#### Text shown
Large File over network from SAN to SAN

stunning

Limp Gawd
Joined
Sep 14, 2006
Messages
317
Hello Everyone.

Here is the scenario; Users are trying to copy large files roughly 10-30gb files over the WAN from Server A (county 1) to Server B,C,D (county 2) which are located in two different counties. All of these servers are virtual servers and are in a clustered environment.

Our users are on windows xp: Their process is they UnC to both the file shares and have two windows opened and execute the the copying of files by dragging and dropping. Now when they copy files from county1 to countyB the NIC on the server B is roughly around 750 mbps I/O.

When they start copying from Server A to Server C at the same time the NIC reaches a max of 180 mbps I/O.


County 1: all esx host are connected to a cisco 6509
County 2: all esx host are connected to a nexus 5020


I then started to perform test; I downloaded a program called lan speed test. I was getting anywhere from 16-40 mpbs for read/write. The wide range was due to user congestion during peak times of the day. However there were times I was getting a windows delayed write failure.

After further research I disabled write caching (did not work) hard coded the nic on my pc, access layer switch to 1gbps. This still did not fix the issue.



However just a few minutes ago I decided to RDP into the Server located at County B, opened the shared path to the files in County A and drag and drop the files over. I did this for multiple servers and was able to get 750+ mbps network I/O from all servers while copying the files at the same time...(*to clarify I was able to copy at 750 mbps for Each Server not a total)


if someone can please help or elaborate I would appreciate any help.
 
Last edited:

/usr/home

Supreme [H]ardness
Joined
Mar 18, 2008
Messages
6,160
Is this a 1 Gbps link? If so, copying files at 750 and 180 = 930Mbps which is good on a 1 Gbps link and that's normal.
 

tangoseal

[H]F Junkie
Joined
Dec 18, 2010
Messages
9,330
Shit 1gbps wont take long at all...

Or you can put the files on a brick and drive them over since they are only one couty over.
 

toast0

[H]ard|Gawd
Joined
Jan 26, 2010
Messages
1,471
Client driven copy is probably copy data from server A to client memory, copy data from client memory to server B. Server to server the data will only be on the network once.
########
#### Provided material
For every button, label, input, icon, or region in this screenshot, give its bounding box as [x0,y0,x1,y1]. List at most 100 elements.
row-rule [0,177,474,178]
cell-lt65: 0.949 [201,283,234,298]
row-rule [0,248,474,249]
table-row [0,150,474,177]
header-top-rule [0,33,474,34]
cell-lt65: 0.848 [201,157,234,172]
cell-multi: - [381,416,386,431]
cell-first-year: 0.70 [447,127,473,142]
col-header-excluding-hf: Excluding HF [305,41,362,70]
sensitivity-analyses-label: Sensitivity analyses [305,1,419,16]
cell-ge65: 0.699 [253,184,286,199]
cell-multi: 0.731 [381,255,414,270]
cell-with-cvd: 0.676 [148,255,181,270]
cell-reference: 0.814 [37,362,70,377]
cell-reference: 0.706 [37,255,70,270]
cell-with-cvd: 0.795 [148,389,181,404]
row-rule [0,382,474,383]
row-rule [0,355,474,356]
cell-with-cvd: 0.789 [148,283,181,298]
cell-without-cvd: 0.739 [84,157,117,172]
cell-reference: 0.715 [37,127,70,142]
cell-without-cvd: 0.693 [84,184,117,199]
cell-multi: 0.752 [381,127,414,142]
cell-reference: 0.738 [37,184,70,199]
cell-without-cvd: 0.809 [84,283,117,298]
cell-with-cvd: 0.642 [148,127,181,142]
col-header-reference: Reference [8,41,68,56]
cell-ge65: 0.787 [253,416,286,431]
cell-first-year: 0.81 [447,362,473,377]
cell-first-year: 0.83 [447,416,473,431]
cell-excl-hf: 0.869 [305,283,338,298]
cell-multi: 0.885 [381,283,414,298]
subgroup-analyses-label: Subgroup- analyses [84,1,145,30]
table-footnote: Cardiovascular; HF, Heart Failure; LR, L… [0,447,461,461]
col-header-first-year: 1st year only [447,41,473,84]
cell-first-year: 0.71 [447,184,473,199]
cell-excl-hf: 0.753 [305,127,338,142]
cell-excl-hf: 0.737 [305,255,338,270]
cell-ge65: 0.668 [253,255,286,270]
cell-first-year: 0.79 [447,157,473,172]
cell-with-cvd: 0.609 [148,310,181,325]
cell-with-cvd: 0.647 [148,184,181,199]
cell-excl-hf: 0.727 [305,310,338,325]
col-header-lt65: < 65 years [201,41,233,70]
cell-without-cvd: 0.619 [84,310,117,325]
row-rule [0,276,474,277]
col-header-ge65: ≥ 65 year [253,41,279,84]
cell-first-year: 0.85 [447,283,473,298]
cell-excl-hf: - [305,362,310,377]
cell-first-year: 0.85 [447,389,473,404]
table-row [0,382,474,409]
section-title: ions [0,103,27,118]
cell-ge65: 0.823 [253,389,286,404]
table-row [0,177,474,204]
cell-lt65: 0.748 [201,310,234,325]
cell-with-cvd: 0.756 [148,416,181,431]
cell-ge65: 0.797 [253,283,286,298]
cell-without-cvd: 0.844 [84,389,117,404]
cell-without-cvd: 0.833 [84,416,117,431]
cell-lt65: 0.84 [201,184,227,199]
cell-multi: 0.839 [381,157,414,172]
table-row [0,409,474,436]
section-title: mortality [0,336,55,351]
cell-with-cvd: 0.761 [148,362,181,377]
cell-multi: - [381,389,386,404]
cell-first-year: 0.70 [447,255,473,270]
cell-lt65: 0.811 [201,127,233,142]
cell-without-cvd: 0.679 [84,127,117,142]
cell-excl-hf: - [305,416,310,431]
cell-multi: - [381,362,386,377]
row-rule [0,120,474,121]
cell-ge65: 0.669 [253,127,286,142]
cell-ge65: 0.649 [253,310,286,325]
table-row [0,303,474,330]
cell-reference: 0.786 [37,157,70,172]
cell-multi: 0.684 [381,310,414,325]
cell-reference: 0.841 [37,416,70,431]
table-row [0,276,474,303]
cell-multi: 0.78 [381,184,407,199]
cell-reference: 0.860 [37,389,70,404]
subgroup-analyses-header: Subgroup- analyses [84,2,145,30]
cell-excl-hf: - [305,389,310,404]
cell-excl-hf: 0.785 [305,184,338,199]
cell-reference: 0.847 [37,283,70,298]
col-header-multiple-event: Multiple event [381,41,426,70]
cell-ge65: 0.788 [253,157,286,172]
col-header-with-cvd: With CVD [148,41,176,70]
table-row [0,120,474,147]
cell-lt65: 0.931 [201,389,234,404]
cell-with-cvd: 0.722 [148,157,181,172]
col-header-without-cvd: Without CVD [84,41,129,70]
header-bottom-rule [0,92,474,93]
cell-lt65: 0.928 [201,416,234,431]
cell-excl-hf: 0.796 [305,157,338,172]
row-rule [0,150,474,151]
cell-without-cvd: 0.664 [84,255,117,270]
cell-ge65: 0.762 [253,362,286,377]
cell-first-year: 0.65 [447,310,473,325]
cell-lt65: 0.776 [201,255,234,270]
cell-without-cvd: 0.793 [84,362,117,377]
########
Required actions:
[A] For each statement, state whether it agrees with the file-copy thread, answering yes or no and quoting the deciding words.
(i) The ESX hosts in County 2 are connected to a Cisco 6509.
(ii) Disabling write caching resolved the issue.
(iii) During the copy performed over RDP, the 750 mbps rate applied to each server individually rather than as a total.
[B] Answer these questions from the file-copy thread:
(i) Which operating system are the users on?
(ii) What program did the original poster download to perform tests?
(iii) According to toast0, how many times does the data travel over the network in a server-to-server copy?
Rely solely on the file-copy thread when responding.

Responses:
[A]
(i) No: "County 2: all esx host are connected to a nexus 5020"
(ii) No: "I disabled write caching (did not work)"
(iii) Yes: "I was able to copy at 750 mbps for Each Server not a total"

[B]
(i) Windows XP
(ii) Lan speed test
(iii) Once